Written problem =>
Reproduce each of the lines word for word.

Supplied data =>

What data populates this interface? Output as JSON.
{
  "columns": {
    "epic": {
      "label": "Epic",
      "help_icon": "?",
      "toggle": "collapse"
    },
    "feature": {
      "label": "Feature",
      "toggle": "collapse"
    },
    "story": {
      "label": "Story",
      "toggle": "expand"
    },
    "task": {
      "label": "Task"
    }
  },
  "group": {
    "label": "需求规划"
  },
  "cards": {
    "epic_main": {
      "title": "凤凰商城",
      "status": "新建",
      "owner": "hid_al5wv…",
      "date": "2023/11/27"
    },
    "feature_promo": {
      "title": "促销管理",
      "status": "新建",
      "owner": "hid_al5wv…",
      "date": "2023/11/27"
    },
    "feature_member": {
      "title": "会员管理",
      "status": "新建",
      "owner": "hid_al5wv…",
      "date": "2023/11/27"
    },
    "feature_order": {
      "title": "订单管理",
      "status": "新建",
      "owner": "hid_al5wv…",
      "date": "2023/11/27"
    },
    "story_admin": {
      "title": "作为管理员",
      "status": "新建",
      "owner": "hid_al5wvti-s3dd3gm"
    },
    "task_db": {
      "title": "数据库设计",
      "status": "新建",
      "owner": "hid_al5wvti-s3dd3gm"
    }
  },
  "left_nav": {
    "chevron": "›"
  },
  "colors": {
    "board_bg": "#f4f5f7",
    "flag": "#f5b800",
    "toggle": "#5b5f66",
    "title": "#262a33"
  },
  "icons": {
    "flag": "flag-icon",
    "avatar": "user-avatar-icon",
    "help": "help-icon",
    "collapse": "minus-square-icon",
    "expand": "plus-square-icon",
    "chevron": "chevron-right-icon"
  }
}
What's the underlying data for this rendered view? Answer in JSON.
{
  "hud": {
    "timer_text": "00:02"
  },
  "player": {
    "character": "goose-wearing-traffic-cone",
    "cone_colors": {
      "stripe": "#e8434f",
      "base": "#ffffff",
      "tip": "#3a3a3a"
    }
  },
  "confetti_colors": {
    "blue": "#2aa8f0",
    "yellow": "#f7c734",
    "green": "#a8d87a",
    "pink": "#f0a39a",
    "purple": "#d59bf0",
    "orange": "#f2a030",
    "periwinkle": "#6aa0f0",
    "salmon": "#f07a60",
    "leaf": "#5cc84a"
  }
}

The output =>
What data populates this interface? Output as JSON.
{
  "columns": {
    "epic": {
      "label": "Epic",
      "help_icon": "?",
      "toggle": "collapse"
    },
    "feature": {
      "label": "Feature",
      "toggle": "collapse"
    },
    "story": {
      "label": "Story",
      "toggle": "expand"
    },
    "task": {
      "label": "Task"
    }
  },
  "group": {
    "label": "需求规划"
  },
  "cards": {
    "epic_main": {
      "title": "凤凰商城",
      "status": "新建",
      "owner": "hid_al5wv…",
      "date": "2023/11/27"
    },
    "feature_promo": {
      "title": "促销管理",
      "status": "新建",
      "owner": "hid_al5wv…",
      "date": "2023/11/27"
    },
    "feature_member": {
      "title": "会员管理",
      "status": "新建",
      "owner": "hid_al5wv…",
      "date": "2023/11/27"
    },
    "feature_order": {
      "title": "订单管理",
      "status": "新建",
      "owner": "hid_al5wv…",
      "date": "2023/11/27"
    },
    "story_admin": {
      "title": "作为管理员",
      "status": "新建",
      "owner": "hid_al5wvti-s3dd3gm"
    },
    "task_db": {
      "title": "数据库设计",
      "status": "新建",
      "owner": "hid_al5wvti-s3dd3gm"
    }
  },
  "left_nav": {
    "chevron": "›"
  },
  "colors": {
    "board_bg": "#f4f5f7",
    "flag": "#f5b800",
    "toggle": "#5b5f66",
    "title": "#262a33"
  },
  "icons": {
    "flag": "flag-icon",
    "avatar": "user-avatar-icon",
    "help": "help-icon",
    "collapse": "minus-square-icon",
    "expand": "plus-square-icon",
    "chevron": "chevron-right-icon"
  }
}
What's the underlying data for this rendered view? Answer in JSON.
{
  "hud": {
    "timer_text": "00:02"
  },
  "player": {
    "character": "goose-wearing-traffic-cone",
    "cone_colors": {
      "stripe": "#e8434f",
      "base": "#ffffff",
      "tip": "#3a3a3a"
    }
  },
  "confetti_colors": {
    "blue": "#2aa8f0",
    "yellow": "#f7c734",
    "green": "#a8d87a",
    "pink": "#f0a39a",
    "purple": "#d59bf0",
    "orange": "#f2a030",
    "periwinkle": "#6aa0f0",
    "salmon": "#f07a60",
    "leaf": "#5cc84a"
  }
}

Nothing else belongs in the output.